Entries supplied -

---+---

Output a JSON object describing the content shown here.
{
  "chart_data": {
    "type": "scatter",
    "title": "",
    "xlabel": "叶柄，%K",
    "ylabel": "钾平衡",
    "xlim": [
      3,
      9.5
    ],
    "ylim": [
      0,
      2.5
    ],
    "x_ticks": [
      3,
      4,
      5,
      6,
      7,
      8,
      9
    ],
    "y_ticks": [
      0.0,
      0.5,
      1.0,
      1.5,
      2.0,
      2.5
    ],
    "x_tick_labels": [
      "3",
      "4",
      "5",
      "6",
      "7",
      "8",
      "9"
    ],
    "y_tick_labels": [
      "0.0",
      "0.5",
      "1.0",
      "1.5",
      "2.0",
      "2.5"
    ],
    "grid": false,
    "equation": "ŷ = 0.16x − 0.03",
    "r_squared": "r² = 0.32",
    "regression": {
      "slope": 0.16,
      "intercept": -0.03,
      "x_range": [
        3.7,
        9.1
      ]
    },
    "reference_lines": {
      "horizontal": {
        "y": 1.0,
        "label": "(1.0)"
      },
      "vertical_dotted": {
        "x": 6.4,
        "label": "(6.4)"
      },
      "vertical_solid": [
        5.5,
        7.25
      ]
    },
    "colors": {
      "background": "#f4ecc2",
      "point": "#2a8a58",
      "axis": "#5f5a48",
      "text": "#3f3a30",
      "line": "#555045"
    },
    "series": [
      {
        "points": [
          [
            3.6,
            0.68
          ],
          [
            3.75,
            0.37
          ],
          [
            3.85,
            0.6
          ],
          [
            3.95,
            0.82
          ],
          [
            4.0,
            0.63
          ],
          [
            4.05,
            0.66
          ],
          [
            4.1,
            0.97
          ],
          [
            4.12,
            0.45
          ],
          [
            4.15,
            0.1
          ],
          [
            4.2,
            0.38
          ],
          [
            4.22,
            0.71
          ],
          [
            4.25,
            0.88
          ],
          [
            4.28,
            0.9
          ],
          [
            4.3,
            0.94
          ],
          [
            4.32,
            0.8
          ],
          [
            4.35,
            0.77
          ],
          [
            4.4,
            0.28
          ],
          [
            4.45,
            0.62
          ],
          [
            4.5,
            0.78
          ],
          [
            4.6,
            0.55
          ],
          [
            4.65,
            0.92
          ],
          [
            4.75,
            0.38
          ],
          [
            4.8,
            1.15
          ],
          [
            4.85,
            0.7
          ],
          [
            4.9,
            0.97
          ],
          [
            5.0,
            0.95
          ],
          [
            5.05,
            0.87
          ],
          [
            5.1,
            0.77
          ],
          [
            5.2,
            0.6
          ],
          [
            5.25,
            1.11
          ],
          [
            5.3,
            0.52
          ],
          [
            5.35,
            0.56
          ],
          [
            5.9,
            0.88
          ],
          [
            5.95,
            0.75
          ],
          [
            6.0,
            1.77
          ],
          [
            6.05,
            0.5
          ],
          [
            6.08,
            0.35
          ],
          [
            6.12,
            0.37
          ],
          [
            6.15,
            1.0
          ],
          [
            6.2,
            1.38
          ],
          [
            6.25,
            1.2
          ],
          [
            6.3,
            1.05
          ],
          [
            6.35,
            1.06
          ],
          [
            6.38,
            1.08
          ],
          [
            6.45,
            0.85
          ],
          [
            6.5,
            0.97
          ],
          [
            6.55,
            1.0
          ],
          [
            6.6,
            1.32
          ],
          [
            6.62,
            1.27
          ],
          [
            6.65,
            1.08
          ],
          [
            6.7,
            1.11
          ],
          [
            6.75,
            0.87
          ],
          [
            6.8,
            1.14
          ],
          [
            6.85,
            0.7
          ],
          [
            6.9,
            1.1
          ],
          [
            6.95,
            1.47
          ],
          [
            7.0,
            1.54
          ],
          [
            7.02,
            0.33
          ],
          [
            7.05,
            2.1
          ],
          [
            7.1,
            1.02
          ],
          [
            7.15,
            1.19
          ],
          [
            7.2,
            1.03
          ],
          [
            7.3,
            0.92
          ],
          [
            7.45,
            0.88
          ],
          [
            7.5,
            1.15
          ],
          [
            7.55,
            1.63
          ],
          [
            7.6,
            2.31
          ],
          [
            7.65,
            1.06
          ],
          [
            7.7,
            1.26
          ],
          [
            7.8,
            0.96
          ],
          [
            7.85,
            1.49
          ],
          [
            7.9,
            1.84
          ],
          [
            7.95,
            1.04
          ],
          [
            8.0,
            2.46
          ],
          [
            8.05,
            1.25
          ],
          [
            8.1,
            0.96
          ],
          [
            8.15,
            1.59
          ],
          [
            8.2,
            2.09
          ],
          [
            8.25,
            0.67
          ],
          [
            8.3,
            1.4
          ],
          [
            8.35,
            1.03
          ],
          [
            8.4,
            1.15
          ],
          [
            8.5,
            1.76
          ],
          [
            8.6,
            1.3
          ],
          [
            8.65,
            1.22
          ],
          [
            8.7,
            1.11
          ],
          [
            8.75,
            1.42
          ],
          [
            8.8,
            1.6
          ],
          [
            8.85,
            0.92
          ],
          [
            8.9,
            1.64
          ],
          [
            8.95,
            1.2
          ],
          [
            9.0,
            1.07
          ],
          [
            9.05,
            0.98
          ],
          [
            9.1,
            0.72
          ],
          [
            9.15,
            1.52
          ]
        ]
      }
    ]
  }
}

---+---

Task brief -
Retype the records above exactly.

Solution to the exercise -
Output a JSON object describing the content shown here.
{
  "chart_data": {
    "type": "scatter",
    "title": "",
    "xlabel": "叶柄，%K",
    "ylabel": "钾平衡",
    "xlim": [
      3,
      9.5
    ],
    "ylim": [
      0,
      2.5
    ],
    "x_ticks": [
      3,
      4,
      5,
      6,
      7,
      8,
      9
    ],
    "y_ticks": [
      0.0,
      0.5,
      1.0,
      1.5,
      2.0,
      2.5
    ],
    "x_tick_labels": [
      "3",
      "4",
      "5",
      "6",
      "7",
      "8",
      "9"
    ],
    "y_tick_labels": [
      "0.0",
      "0.5",
      "1.0",
      "1.5",
      "2.0",
      "2.5"
    ],
    "grid": false,
    "equation": "ŷ = 0.16x − 0.03",
    "r_squared": "r² = 0.32",
    "regression": {
      "slope": 0.16,
      "intercept": -0.03,
      "x_range": [
        3.7,
        9.1
      ]
    },
    "reference_lines": {
      "horizontal": {
        "y": 1.0,
        "label": "(1.0)"
      },
      "vertical_dotted": {
        "x": 6.4,
        "label": "(6.4)"
      },
      "vertical_solid": [
        5.5,
        7.25
      ]
    },
    "colors": {
      "background": "#f4ecc2",
      "point": "#2a8a58",
      "axis": "#5f5a48",
      "text": "#3f3a30",
      "line": "#555045"
    },
    "series": [
      {
        "points": [
          [
            3.6,
            0.68
          ],
          [
            3.75,
            0.37
          ],
          [
            3.85,
            0.6
          ],
          [
            3.95,
            0.82
          ],
          [
            4.0,
            0.63
          ],
          [
            4.05,
            0.66
          ],
          [
            4.1,
            0.97
          ],
          [
            4.12,
            0.45
          ],
          [
            4.15,
            0.1
          ],
          [
            4.2,
            0.38
          ],
          [
            4.22,
            0.71
          ],
          [
            4.25,
            0.88
          ],
          [
            4.28,
            0.9
          ],
          [
            4.3,
            0.94
          ],
          [
            4.32,
            0.8
          ],
          [
            4.35,
            0.77
          ],
          [
            4.4,
            0.28
          ],
          [
            4.45,
            0.62
          ],
          [
            4.5,
            0.78
          ],
          [
            4.6,
            0.55
          ],
          [
            4.65,
            0.92
          ],
          [
            4.75,
            0.38
          ],
          [
            4.8,
            1.15
          ],
          [
            4.85,
            0.7
          ],
          [
            4.9,
            0.97
          ],
          [
            5.0,
            0.95
          ],
          [
            5.05,
            0.87
          ],
          [
            5.1,
            0.77
          ],
          [
            5.2,
            0.6
          ],
          [
            5.25,
            1.11
          ],
          [
            5.3,
            0.52
          ],
          [
            5.35,
            0.56
          ],
          [
            5.9,
            0.88
          ],
          [
            5.95,
            0.75
          ],
          [
            6.0,
            1.77
          ],
          [
            6.05,
            0.5
          ],
          [
            6.08,
            0.35
          ],
          [
            6.12,
            0.37
          ],
          [
            6.15,
            1.0
          ],
          [
            6.2,
            1.38
          ],
          [
            6.25,
            1.2
          ],
          [
            6.3,
            1.05
          ],
          [
            6.35,
            1.06
          ],
          [
            6.38,
            1.08
          ],
          [
            6.45,
            0.85
          ],
          [
            6.5,
            0.97
          ],
          [
            6.55,
            1.0
          ],
          [
            6.6,
            1.32
          ],
          [
            6.62,
            1.27
          ],
          [
            6.65,
            1.08
          ],
          [
            6.7,
            1.11
          ],
          [
            6.75,
            0.87
          ],
          [
            6.8,
            1.14
          ],
          [
            6.85,
            0.7
          ],
          [
            6.9,
            1.1
          ],
          [
            6.95,
            1.47
          ],
          [
            7.0,
            1.54
          ],
          [
            7.02,
            0.33
          ],
          [
            7.05,
            2.1
          ],
          [
            7.1,
            1.02
          ],
          [
            7.15,
            1.19
          ],
          [
            7.2,
            1.03
          ],
          [
            7.3,
            0.92
          ],
          [
            7.45,
            0.88
          ],
          [
            7.5,
            1.15
          ],
          [
            7.55,
            1.63
          ],
          [
            7.6,
            2.31
          ],
          [
            7.65,
            1.06
          ],
          [
            7.7,
            1.26
          ],
          [
            7.8,
            0.96
          ],
          [
            7.85,
            1.49
          ],
          [
            7.9,
            1.84
          ],
          [
            7.95,
            1.04
          ],
          [
            8.0,
            2.46
          ],
          [
            8.05,
            1.25
          ],
          [
            8.1,
            0.96
          ],
          [
            8.15,
            1.59
          ],
          [
            8.2,
            2.09
          ],
          [
            8.25,
            0.67
          ],
          [
            8.3,
            1.4
          ],
          [
            8.35,
            1.03
          ],
          [
            8.4,
            1.15
          ],
          [
            8.5,
            1.76
          ],
          [
            8.6,
            1.3
          ],
          [
            8.65,
            1.22
          ],
          [
            8.7,
            1.11
          ],
          [
            8.75,
            1.42
          ],
          [
            8.8,
            1.6
          ],
          [
            8.85,
            0.92
          ],
          [
            8.9,
            1.64
          ],
          [
            8.95,
            1.2
          ],
          [
            9.0,
            1.07
          ],
          [
            9.05,
            0.98
          ],
          [
            9.1,
            0.72
          ],
          [
            9.15,
            1.52
          ]
        ]
      }
    ]
  }
}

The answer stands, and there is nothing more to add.